:: Data in this exercise
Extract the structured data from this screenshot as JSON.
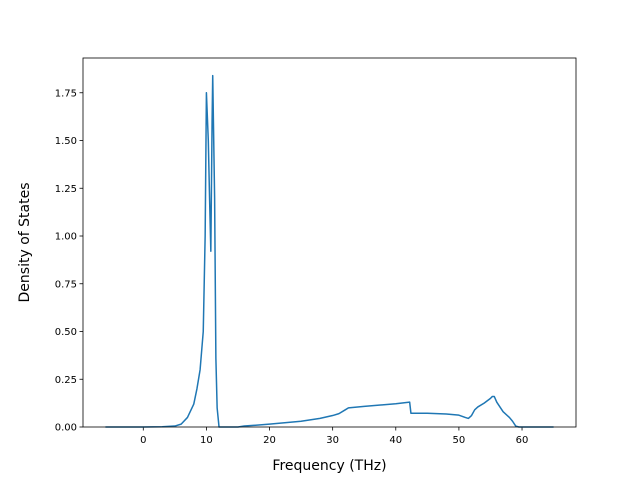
{
  "chart_data": {
    "type": "line",
    "x_label": "Frequency (THz)",
    "y_label": "Density of States",
    "color": "#1f77b4",
    "x": [
      -6,
      0,
      3,
      5,
      6,
      7,
      8,
      8.5,
      9,
      9.5,
      9.8,
      10,
      10.3,
      10.5,
      10.7,
      10.9,
      11,
      11.3,
      11.5,
      11.7,
      12,
      15,
      16,
      20,
      25,
      28,
      30,
      31,
      32,
      32.5,
      35,
      40,
      42.2,
      42.4,
      45,
      48,
      50,
      51,
      51.5,
      52,
      52.5,
      53,
      54,
      55,
      55.3,
      55.6,
      56,
      57,
      58,
      58.5,
      59,
      59.5,
      65
    ],
    "values": [
      0,
      0,
      0.001,
      0.005,
      0.015,
      0.05,
      0.12,
      0.2,
      0.3,
      0.5,
      1.0,
      1.75,
      1.5,
      1.2,
      0.92,
      1.6,
      1.84,
      1.2,
      0.36,
      0.1,
      0,
      0,
      0.005,
      0.015,
      0.03,
      0.045,
      0.06,
      0.07,
      0.09,
      0.1,
      0.108,
      0.122,
      0.13,
      0.072,
      0.072,
      0.068,
      0.062,
      0.05,
      0.045,
      0.06,
      0.09,
      0.105,
      0.125,
      0.15,
      0.16,
      0.16,
      0.13,
      0.08,
      0.05,
      0.03,
      0.005,
      0,
      0
    ],
    "xlim": [
      -9.55,
      68.55
    ],
    "ylim": [
      0,
      1.932
    ],
    "xticks": [
      0,
      10,
      20,
      30,
      40,
      50,
      60
    ],
    "yticks": [
      {
        "value": 0,
        "label": "0.00"
      },
      {
        "value": 0.25,
        "label": "0.25"
      },
      {
        "value": 0.5,
        "label": "0.50"
      },
      {
        "value": 0.75,
        "label": "0.75"
      },
      {
        "value": 1,
        "label": "1.00"
      },
      {
        "value": 1.25,
        "label": "1.25"
      },
      {
        "value": 1.5,
        "label": "1.50"
      },
      {
        "value": 1.75,
        "label": "1.75"
      }
    ]
  }
}
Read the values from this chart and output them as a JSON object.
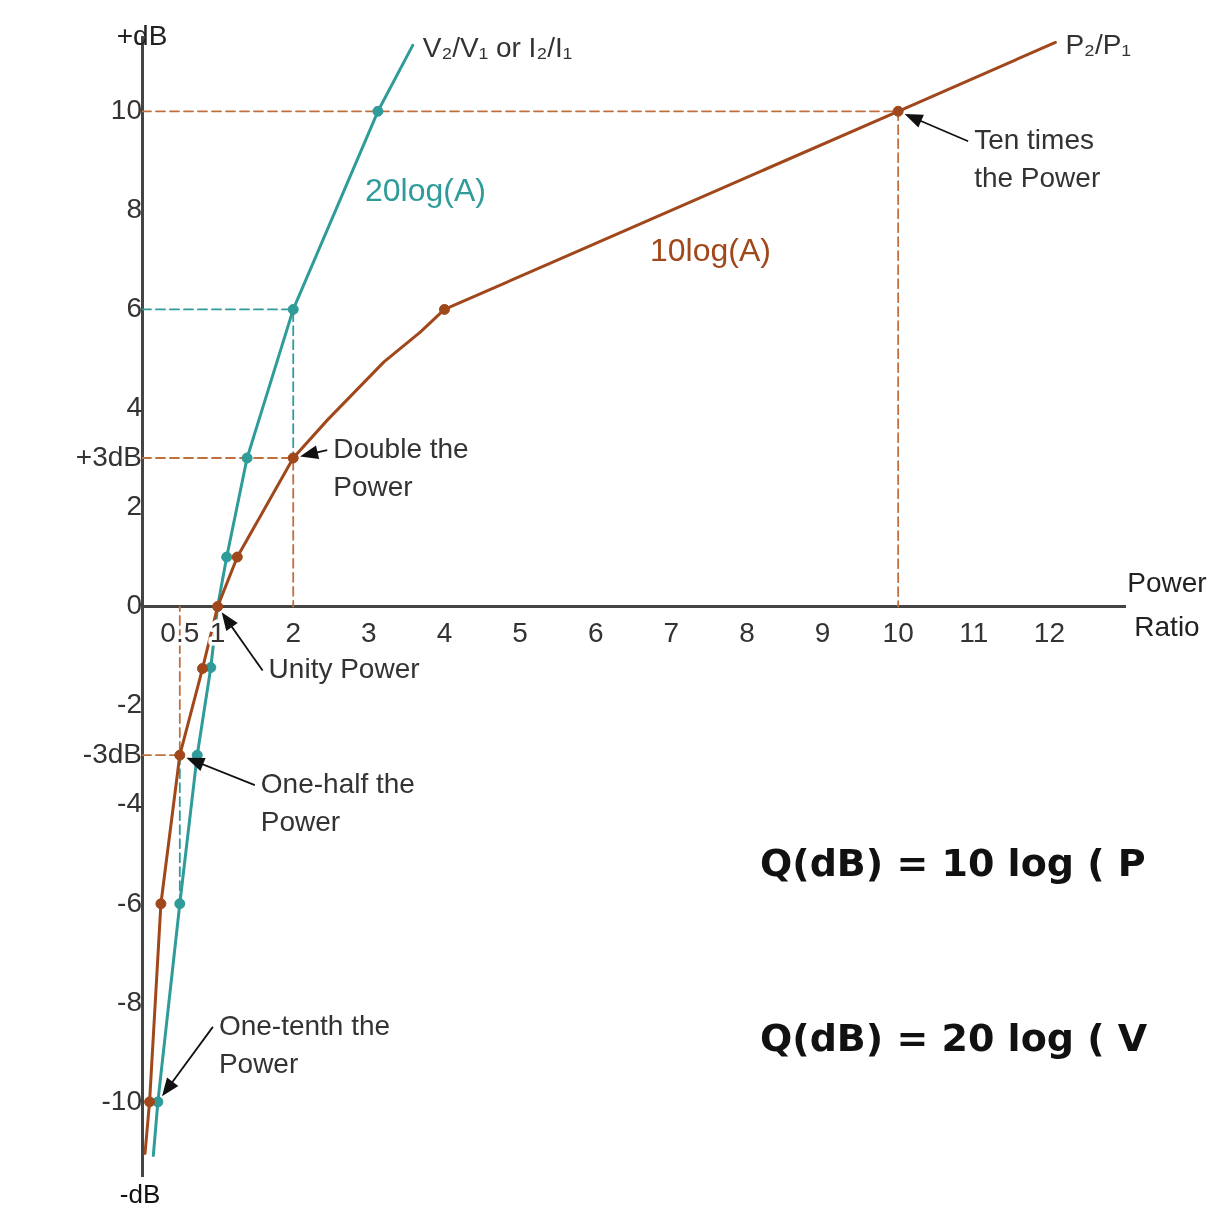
{
  "chart_data": {
    "type": "line",
    "ylabel": "+dB",
    "xlabel": "Power Ratio",
    "xlim": [
      0,
      13
    ],
    "ylim": [
      -11.5,
      11.5
    ],
    "xticks": [
      0.5,
      1,
      2,
      3,
      4,
      5,
      6,
      7,
      8,
      9,
      10,
      11,
      12
    ],
    "yticks": [
      -10,
      -8,
      -6,
      -4,
      {
        "value": -3,
        "label": "-3dB"
      },
      -2,
      0,
      2,
      {
        "value": 3,
        "label": "+3dB"
      },
      4,
      6,
      8,
      10
    ],
    "grid": false,
    "legend": false,
    "series": [
      {
        "name": "P₂/P₁",
        "type": "line",
        "marker": "none",
        "color": "#a0481c",
        "x": [
          0.04,
          0.1,
          0.25,
          0.5,
          0.8,
          1,
          1.26,
          2,
          2.46,
          3.2,
          3.68,
          4,
          10,
          12.08
        ],
        "values": [
          -11.04,
          -10,
          -6,
          -3,
          -1.25,
          0,
          1,
          3,
          3.78,
          4.94,
          5.54,
          6,
          10,
          11.39
        ]
      },
      {
        "type": "scatter",
        "marker": "circle",
        "color": "#a0481c",
        "x": [
          0.1,
          0.25,
          0.5,
          0.8,
          1,
          1.26,
          2,
          4,
          10
        ],
        "values": [
          -10,
          -6,
          -3,
          -1.25,
          0,
          1,
          3,
          6,
          10
        ]
      },
      {
        "name": "V₂/V₁ or I₂/I₁",
        "type": "line",
        "marker": "none",
        "color": "#2f9c9a",
        "x": [
          0.15,
          0.21,
          0.5,
          0.73,
          0.91,
          1,
          1.12,
          1.39,
          2,
          3.12,
          3.58
        ],
        "values": [
          -11.08,
          -10,
          -6,
          -3,
          -1.23,
          0,
          1,
          3,
          6,
          10,
          11.33
        ]
      },
      {
        "type": "scatter",
        "marker": "circle",
        "color": "#2f9c9a",
        "x": [
          0.21,
          0.5,
          0.73,
          0.91,
          1.12,
          1.39,
          2,
          3.12
        ],
        "values": [
          -10,
          -6,
          -3,
          -1.23,
          1,
          3,
          6,
          10
        ]
      },
      {
        "type": "line",
        "marker": "none",
        "line_style": "dashed",
        "color": "#c0703f",
        "x": [
          0,
          10,
          10
        ],
        "values": [
          10,
          10,
          0
        ]
      },
      {
        "type": "line",
        "marker": "none",
        "line_style": "dashed",
        "color": "#c0703f",
        "x": [
          0,
          2,
          2
        ],
        "values": [
          3,
          3,
          0
        ]
      },
      {
        "type": "line",
        "marker": "none",
        "line_style": "dashed",
        "color": "#c0703f",
        "x": [
          0,
          0.5,
          0.5
        ],
        "values": [
          -3,
          -3,
          0
        ]
      },
      {
        "type": "line",
        "marker": "none",
        "line_style": "dashed",
        "color": "#2f9c9a",
        "x": [
          0,
          2,
          2
        ],
        "values": [
          6,
          6,
          3
        ]
      },
      {
        "type": "line",
        "marker": "none",
        "line_style": "dashed",
        "color": "#2f9c9a",
        "x": [
          0.5,
          0.5
        ],
        "values": [
          -3,
          -6
        ]
      }
    ],
    "annotations": [
      {
        "text": "Ten times the Power",
        "x": 10,
        "y": 10
      },
      {
        "text": "Double the Power",
        "x": 2,
        "y": 3
      },
      {
        "text": "Unity Power",
        "x": 1,
        "y": 0
      },
      {
        "text": "One-half the Power",
        "x": 0.5,
        "y": -3
      },
      {
        "text": "One-tenth the Power",
        "x": 0.21,
        "y": -10
      },
      "20log(A)",
      "10log(A)",
      "-dB",
      "Q(dB) = 10 log ( P",
      "Q(dB) = 20 log ( V"
    ]
  }
}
::::
__Task goal__. Quote the data above in full, leaving out the pictures it holds.

__Answer for this exercise__.
Extract the structured data from this screenshot as JSON.
{
  "chart_data": {
    "type": "line",
    "x_label": "Frequency (THz)",
    "y_label": "Density of States",
    "color": "#1f77b4",
    "x": [
      -6,
      0,
      3,
      5,
      6,
      7,
      8,
      8.5,
      9,
      9.5,
      9.8,
      10,
      10.3,
      10.5,
      10.7,
      10.9,
      11,
      11.3,
      11.5,
      11.7,
      12,
      15,
      16,
      20,
      25,
      28,
      30,
      31,
      32,
      32.5,
      35,
      40,
      42.2,
      42.4,
      45,
      48,
      50,
      51,
      51.5,
      52,
      52.5,
      53,
      54,
      55,
      55.3,
      55.6,
      56,
      57,
      58,
      58.5,
      59,
      59.5,
      65
    ],
    "values": [
      0,
      0,
      0.001,
      0.005,
      0.015,
      0.05,
      0.12,
      0.2,
      0.3,
      0.5,
      1.0,
      1.75,
      1.5,
      1.2,
      0.92,
      1.6,
      1.84,
      1.2,
      0.36,
      0.1,
      0,
      0,
      0.005,
      0.015,
      0.03,
      0.045,
      0.06,
      0.07,
      0.09,
      0.1,
      0.108,
      0.122,
      0.13,
      0.072,
      0.072,
      0.068,
      0.062,
      0.05,
      0.045,
      0.06,
      0.09,
      0.105,
      0.125,
      0.15,
      0.16,
      0.16,
      0.13,
      0.08,
      0.05,
      0.03,
      0.005,
      0,
      0
    ],
    "xlim": [
      -9.55,
      68.55
    ],
    "ylim": [
      0,
      1.932
    ],
    "xticks": [
      0,
      10,
      20,
      30,
      40,
      50,
      60
    ],
    "yticks": [
      {
        "value": 0,
        "label": "0.00"
      },
      {
        "value": 0.25,
        "label": "0.25"
      },
      {
        "value": 0.5,
        "label": "0.50"
      },
      {
        "value": 0.75,
        "label": "0.75"
      },
      {
        "value": 1,
        "label": "1.00"
      },
      {
        "value": 1.25,
        "label": "1.25"
      },
      {
        "value": 1.5,
        "label": "1.50"
      },
      {
        "value": 1.75,
        "label": "1.75"
      }
    ]
  }
}
Read the values from this chart and output them as a JSON object.
{
  "chart_data": {
    "type": "line",
    "ylabel": "+dB",
    "xlabel": "Power Ratio",
    "xlim": [
      0,
      13
    ],
    "ylim": [
      -11.5,
      11.5
    ],
    "xticks": [
      0.5,
      1,
      2,
      3,
      4,
      5,
      6,
      7,
      8,
      9,
      10,
      11,
      12
    ],
    "yticks": [
      -10,
      -8,
      -6,
      -4,
      {
        "value": -3,
        "label": "-3dB"
      },
      -2,
      0,
      2,
      {
        "value": 3,
        "label": "+3dB"
      },
      4,
      6,
      8,
      10
    ],
    "grid": false,
    "legend": false,
    "series": [
      {
        "name": "P₂/P₁",
        "type": "line",
        "marker": "none",
        "color": "#a0481c",
        "x": [
          0.04,
          0.1,
          0.25,
          0.5,
          0.8,
          1,
          1.26,
          2,
          2.46,
          3.2,
          3.68,
          4,
          10,
          12.08
        ],
        "values": [
          -11.04,
          -10,
          -6,
          -3,
          -1.25,
          0,
          1,
          3,
          3.78,
          4.94,
          5.54,
          6,
          10,
          11.39
        ]
      },
      {
        "type": "scatter",
        "marker": "circle",
        "color": "#a0481c",
        "x": [
          0.1,
          0.25,
          0.5,
          0.8,
          1,
          1.26,
          2,
          4,
          10
        ],
        "values": [
          -10,
          -6,
          -3,
          -1.25,
          0,
          1,
          3,
          6,
          10
        ]
      },
      {
        "name": "V₂/V₁ or I₂/I₁",
        "type": "line",
        "marker": "none",
        "color": "#2f9c9a",
        "x": [
          0.15,
          0.21,
          0.5,
          0.73,
          0.91,
          1,
          1.12,
          1.39,
          2,
          3.12,
          3.58
        ],
        "values": [
          -11.08,
          -10,
          -6,
          -3,
          -1.23,
          0,
          1,
          3,
          6,
          10,
          11.33
        ]
      },
      {
        "type": "scatter",
        "marker": "circle",
        "color": "#2f9c9a",
        "x": [
          0.21,
          0.5,
          0.73,
          0.91,
          1.12,
          1.39,
          2,
          3.12
        ],
        "values": [
          -10,
          -6,
          -3,
          -1.23,
          1,
          3,
          6,
          10
        ]
      },
      {
        "type": "line",
        "marker": "none",
        "line_style": "dashed",
        "color": "#c0703f",
        "x": [
          0,
          10,
          10
        ],
        "values": [
          10,
          10,
          0
        ]
      },
      {
        "type": "line",
        "marker": "none",
        "line_style": "dashed",
        "color": "#c0703f",
        "x": [
          0,
          2,
          2
        ],
        "values": [
          3,
          3,
          0
        ]
      },
      {
        "type": "line",
        "marker": "none",
        "line_style": "dashed",
        "color": "#c0703f",
        "x": [
          0,
          0.5,
          0.5
        ],
        "values": [
          -3,
          -3,
          0
        ]
      },
      {
        "type": "line",
        "marker": "none",
        "line_style": "dashed",
        "color": "#2f9c9a",
        "x": [
          0,
          2,
          2
        ],
        "values": [
          6,
          6,
          3
        ]
      },
      {
        "type": "line",
        "marker": "none",
        "line_style": "dashed",
        "color": "#2f9c9a",
        "x": [
          0.5,
          0.5
        ],
        "values": [
          -3,
          -6
        ]
      }
    ],
    "annotations": [
      {
        "text": "Ten times the Power",
        "x": 10,
        "y": 10
      },
      {
        "text": "Double the Power",
        "x": 2,
        "y": 3
      },
      {
        "text": "Unity Power",
        "x": 1,
        "y": 0
      },
      {
        "text": "One-half the Power",
        "x": 0.5,
        "y": -3
      },
      {
        "text": "One-tenth the Power",
        "x": 0.21,
        "y": -10
      },
      "20log(A)",
      "10log(A)",
      "-dB",
      "Q(dB) = 10 log ( P",
      "Q(dB) = 20 log ( V"
    ]
  }
}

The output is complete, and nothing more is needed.